# Activités
[a] D'après le texte sur la taxation des phytosanitaires, combien la redevance pour pollutions diffuses rapporte-t-elle chaque année ?
[b] Veuillez réécrire le passage du texte sur la taxation des phytosanitaires compris entre "Il existe actuellement" et "caisses de l’État." inclus, en remplaçant "redevance" par "contribution".
[c] Dressez la liste de toutes les organisations professionnelles nommées dans le texte sur la taxation des phytosanitaires.

# Texte sélectionné
====

Il existe actuellement une taxation spécifique sur les phytosanitaires : la redevance pour pollutions diffuses. Prélevée sur l’achat de certains produits, elle rapporte environ 100 millions d’euros par an. Son poids dans l’équilibre économique des exploitations est faible. Elle pèse pour environ 3, 5% des dépenses de phytosanitaires et représente environ 0,18% du chiffre d’affaire [4]. Pour 2015, la taxe a été légèrement augmentée. Elle fera rentrer 30 millions d’euros de plus dans les caisses de l’État.
« Il faut arrêter d’ajouter des taxes », proteste Eric Thirouin, de la FNSEA. Côté distribution, on s’indigne aussi de la proposition de l’actuel ministre de l’Agriculture Stéphane le Foll d’imposer des sanctions financières en cas de non atteinte des objectifs de réduction. « Les distributeurs n’acceptent pas d’être seuls à supporter la responsabilité financière de l’atteinte d’un objectif disproportionné dont ils sont loin de détenir toutes les clés », proteste un communiqué commun de Coop de France et de la fédération nationale du négoce agricole (FNA).

====

# Données fournies
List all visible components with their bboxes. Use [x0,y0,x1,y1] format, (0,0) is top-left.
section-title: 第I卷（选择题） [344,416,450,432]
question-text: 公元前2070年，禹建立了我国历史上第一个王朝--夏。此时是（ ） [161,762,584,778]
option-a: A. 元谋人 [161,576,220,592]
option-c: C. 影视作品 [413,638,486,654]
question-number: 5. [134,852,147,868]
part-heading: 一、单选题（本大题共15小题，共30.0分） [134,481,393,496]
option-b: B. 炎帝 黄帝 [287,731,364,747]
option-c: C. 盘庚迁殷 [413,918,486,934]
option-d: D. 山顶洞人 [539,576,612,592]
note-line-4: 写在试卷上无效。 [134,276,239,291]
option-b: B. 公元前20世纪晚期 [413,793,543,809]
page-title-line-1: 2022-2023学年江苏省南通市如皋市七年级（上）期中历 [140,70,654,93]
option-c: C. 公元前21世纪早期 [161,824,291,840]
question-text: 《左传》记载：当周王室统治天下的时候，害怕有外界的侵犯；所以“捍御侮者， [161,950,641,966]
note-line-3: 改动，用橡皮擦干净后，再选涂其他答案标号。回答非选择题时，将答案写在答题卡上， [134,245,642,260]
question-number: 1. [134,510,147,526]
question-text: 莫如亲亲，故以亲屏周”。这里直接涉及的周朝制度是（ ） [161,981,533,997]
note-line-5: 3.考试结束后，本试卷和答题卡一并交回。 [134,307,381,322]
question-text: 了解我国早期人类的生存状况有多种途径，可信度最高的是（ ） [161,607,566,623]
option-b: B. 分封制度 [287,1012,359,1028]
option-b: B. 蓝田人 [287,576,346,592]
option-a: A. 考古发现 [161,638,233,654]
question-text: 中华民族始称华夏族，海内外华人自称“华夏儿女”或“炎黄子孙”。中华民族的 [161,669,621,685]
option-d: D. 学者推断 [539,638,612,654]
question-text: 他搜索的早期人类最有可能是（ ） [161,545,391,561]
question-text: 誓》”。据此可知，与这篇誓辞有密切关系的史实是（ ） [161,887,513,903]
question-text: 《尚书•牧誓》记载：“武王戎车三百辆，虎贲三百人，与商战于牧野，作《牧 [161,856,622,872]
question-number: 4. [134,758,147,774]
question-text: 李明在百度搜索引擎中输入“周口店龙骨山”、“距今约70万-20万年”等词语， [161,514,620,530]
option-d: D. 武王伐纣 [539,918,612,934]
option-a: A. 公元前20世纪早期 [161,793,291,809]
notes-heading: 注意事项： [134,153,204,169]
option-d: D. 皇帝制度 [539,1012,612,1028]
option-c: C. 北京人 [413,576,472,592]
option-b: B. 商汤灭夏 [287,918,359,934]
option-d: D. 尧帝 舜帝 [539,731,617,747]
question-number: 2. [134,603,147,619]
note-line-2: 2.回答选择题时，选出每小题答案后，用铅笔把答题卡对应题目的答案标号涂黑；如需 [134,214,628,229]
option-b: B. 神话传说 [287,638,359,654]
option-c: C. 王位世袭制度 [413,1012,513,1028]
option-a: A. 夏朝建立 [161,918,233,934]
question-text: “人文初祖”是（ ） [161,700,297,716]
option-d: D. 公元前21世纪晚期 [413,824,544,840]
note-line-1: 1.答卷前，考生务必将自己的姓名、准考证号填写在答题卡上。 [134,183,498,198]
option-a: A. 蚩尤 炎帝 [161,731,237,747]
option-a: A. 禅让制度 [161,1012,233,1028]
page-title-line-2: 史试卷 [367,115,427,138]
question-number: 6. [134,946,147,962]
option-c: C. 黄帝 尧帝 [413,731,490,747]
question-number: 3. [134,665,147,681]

====

# Résultats par tâche
[a] Environ 100 millions d'euros par an.

[b]
Il existe actuellement une taxation spécifique sur les phytosanitaires : la contribution pour pollutions diffuses. Prélevée sur l’achat de certains produits, elle rapporte environ 100 millions d’euros par an. Son poids dans l’équilibre économique des exploitations est faible. Elle pèse pour environ 3, 5% des dépenses de phytosanitaires et représente environ 0,18% du chiffre d’affaire [4]. Pour 2015, la taxe a été légèrement augmentée. Elle fera rentrer 30 millions d’euros de plus dans les caisses de l’État.

[c] FNSEA ; Coop de France ; fédération nationale du négoce agricole (FNA)